*** Opening of SUPPLIED DATA ***
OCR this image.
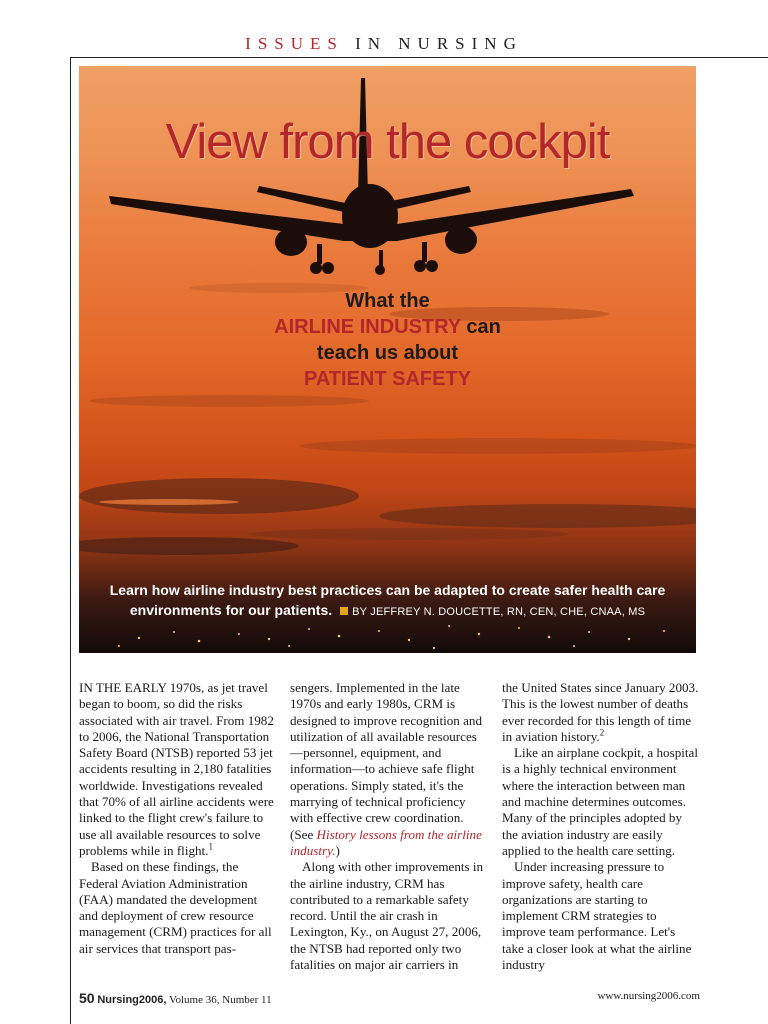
ISSUES IN NURSING
View from the cockpit
What the
AIRLINE INDUSTRY can
teach us about
PATIENT SAFETY
Learn how airline industry best practices can be adapted to create safer health care
environments for our patients. BY JEFFREY N. DOUCETTE, RN, CEN, CHE, CNAA, MS

IN THE EARLY 1970s, as jet travel began to boom, so did the risks associated with air travel. From 1982 to 2006, the National Transportation Safety Board (NTSB) reported 53 jet accidents resulting in 2,180 fatalities worldwide. Investigations revealed that 70% of all airline accidents were linked to the flight crew's failure to use all available resources to solve problems while in flight.$^1$

Based on these findings, the Federal Aviation Administration (FAA) mandated the development and deployment of crew resource management (CRM) practices for all air services that transport pas-

sengers. Implemented in the late 1970s and early 1980s, CRM is designed to improve recognition and utilization of all available resources—personnel, equipment, and information—to achieve safe flight operations. Simply stated, it's the marrying of technical proficiency with effective crew coordination. (See History lessons from the airline industry.)

Along with other improvements in the airline industry, CRM has contributed to a remarkable safety record. Until the air crash in Lexington, Ky., on August 27, 2006, the NTSB had reported only two fatalities on major air carriers in

the United States since January 2003. This is the lowest number of deaths ever recorded for this length of time in aviation history.$^2$

Like an airplane cockpit, a hospital is a highly technical environment where the interaction between man and machine determines outcomes. Many of the principles adopted by the aviation industry are easily applied to the health care setting.

Under increasing pressure to improve safety, health care organizations are starting to implement CRM strategies to improve team performance. Let's take a closer look at what the airline industry

50 Nursing2006, Volume 36, Number 11	www.nursing2006.com
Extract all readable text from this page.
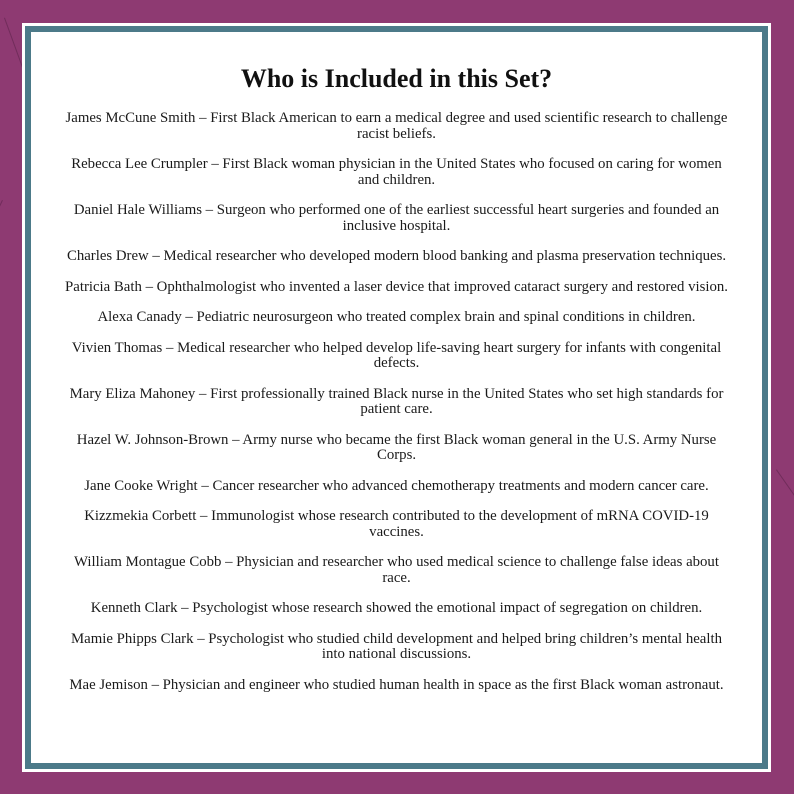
Who is Included in this Set?
James McCune Smith – First Black American to earn a medical degree and used scientific research to challenge racist beliefs.
Rebecca Lee Crumpler – First Black woman physician in the United States who focused on caring for women and children.
Daniel Hale Williams – Surgeon who performed one of the earliest successful heart surgeries and founded an inclusive hospital.
Charles Drew – Medical researcher who developed modern blood banking and plasma preservation techniques.
Patricia Bath – Ophthalmologist who invented a laser device that improved cataract surgery and restored vision.
Alexa Canady – Pediatric neurosurgeon who treated complex brain and spinal conditions in children.
Vivien Thomas – Medical researcher who helped develop life-saving heart surgery for infants with congenital defects.
Mary Eliza Mahoney – First professionally trained Black nurse in the United States who set high standards for patient care.
Hazel W. Johnson-Brown – Army nurse who became the first Black woman general in the U.S. Army Nurse Corps.
Jane Cooke Wright – Cancer researcher who advanced chemotherapy treatments and modern cancer care.
Kizzmekia Corbett – Immunologist whose research contributed to the development of mRNA COVID-19 vaccines.
William Montague Cobb – Physician and researcher who used medical science to challenge false ideas about race.
Kenneth Clark – Psychologist whose research showed the emotional impact of segregation on children.
Mamie Phipps Clark – Psychologist who studied child development and helped bring children’s mental health into national discussions.
Mae Jemison – Physician and engineer who studied human health in space as the first Black woman astronaut.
*** Close of SUPPLIED DATA ***
* **YOUR GOAL**
If a line above holds the string "reported", return it as it stands.

* **ANSWER BOX**
IN THE EARLY 1970s, as jet travel began to boom, so did the risks associated with air travel. From 1982 to 2006, the National Transportation Safety Board (NTSB) reported 53 jet accidents resulting in 2,180 fatalities worldwide. Investigations revealed that 70% of all airline accidents were linked to the flight crew's failure to use all available resources to solve problems while in flight.$^1$
Along with other improvements in the airline industry, CRM has contributed to a remarkable safety record. Until the air crash in Lexington, Ky., on August 27, 2006, the NTSB had reported only two fatalities on major air carriers in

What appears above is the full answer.